■ Stated goal
Copy every line of the data exactly, leaving nothing out.

Dataset records start

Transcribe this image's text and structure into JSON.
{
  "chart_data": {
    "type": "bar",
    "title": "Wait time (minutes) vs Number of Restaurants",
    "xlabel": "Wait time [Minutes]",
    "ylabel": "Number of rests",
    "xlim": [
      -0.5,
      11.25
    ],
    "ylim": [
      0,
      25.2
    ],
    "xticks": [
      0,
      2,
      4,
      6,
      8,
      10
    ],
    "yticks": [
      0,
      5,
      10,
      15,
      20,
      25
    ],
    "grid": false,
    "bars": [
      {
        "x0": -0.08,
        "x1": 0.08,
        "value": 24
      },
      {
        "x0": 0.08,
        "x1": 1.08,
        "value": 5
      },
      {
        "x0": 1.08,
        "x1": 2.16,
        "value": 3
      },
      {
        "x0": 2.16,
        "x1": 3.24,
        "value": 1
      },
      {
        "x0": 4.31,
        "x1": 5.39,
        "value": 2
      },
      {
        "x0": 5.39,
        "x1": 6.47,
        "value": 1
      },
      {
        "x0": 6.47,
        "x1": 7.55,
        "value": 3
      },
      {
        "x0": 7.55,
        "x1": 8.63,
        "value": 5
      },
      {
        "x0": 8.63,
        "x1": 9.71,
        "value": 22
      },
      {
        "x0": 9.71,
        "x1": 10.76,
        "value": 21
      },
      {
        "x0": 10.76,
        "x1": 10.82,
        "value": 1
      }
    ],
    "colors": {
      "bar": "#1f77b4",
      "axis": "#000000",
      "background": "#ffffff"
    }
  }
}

Dataset records end

■ Solution
Transcribe this image's text and structure into JSON.
{
  "chart_data": {
    "type": "bar",
    "title": "Wait time (minutes) vs Number of Restaurants",
    "xlabel": "Wait time [Minutes]",
    "ylabel": "Number of rests",
    "xlim": [
      -0.5,
      11.25
    ],
    "ylim": [
      0,
      25.2
    ],
    "xticks": [
      0,
      2,
      4,
      6,
      8,
      10
    ],
    "yticks": [
      0,
      5,
      10,
      15,
      20,
      25
    ],
    "grid": false,
    "bars": [
      {
        "x0": -0.08,
        "x1": 0.08,
        "value": 24
      },
      {
        "x0": 0.08,
        "x1": 1.08,
        "value": 5
      },
      {
        "x0": 1.08,
        "x1": 2.16,
        "value": 3
      },
      {
        "x0": 2.16,
        "x1": 3.24,
        "value": 1
      },
      {
        "x0": 4.31,
        "x1": 5.39,
        "value": 2
      },
      {
        "x0": 5.39,
        "x1": 6.47,
        "value": 1
      },
      {
        "x0": 6.47,
        "x1": 7.55,
        "value": 3
      },
      {
        "x0": 7.55,
        "x1": 8.63,
        "value": 5
      },
      {
        "x0": 8.63,
        "x1": 9.71,
        "value": 22
      },
      {
        "x0": 9.71,
        "x1": 10.76,
        "value": 21
      },
      {
        "x0": 10.76,
        "x1": 10.82,
        "value": 1
      }
    ],
    "colors": {
      "bar": "#1f77b4",
      "axis": "#000000",
      "background": "#ffffff"
    }
  }
}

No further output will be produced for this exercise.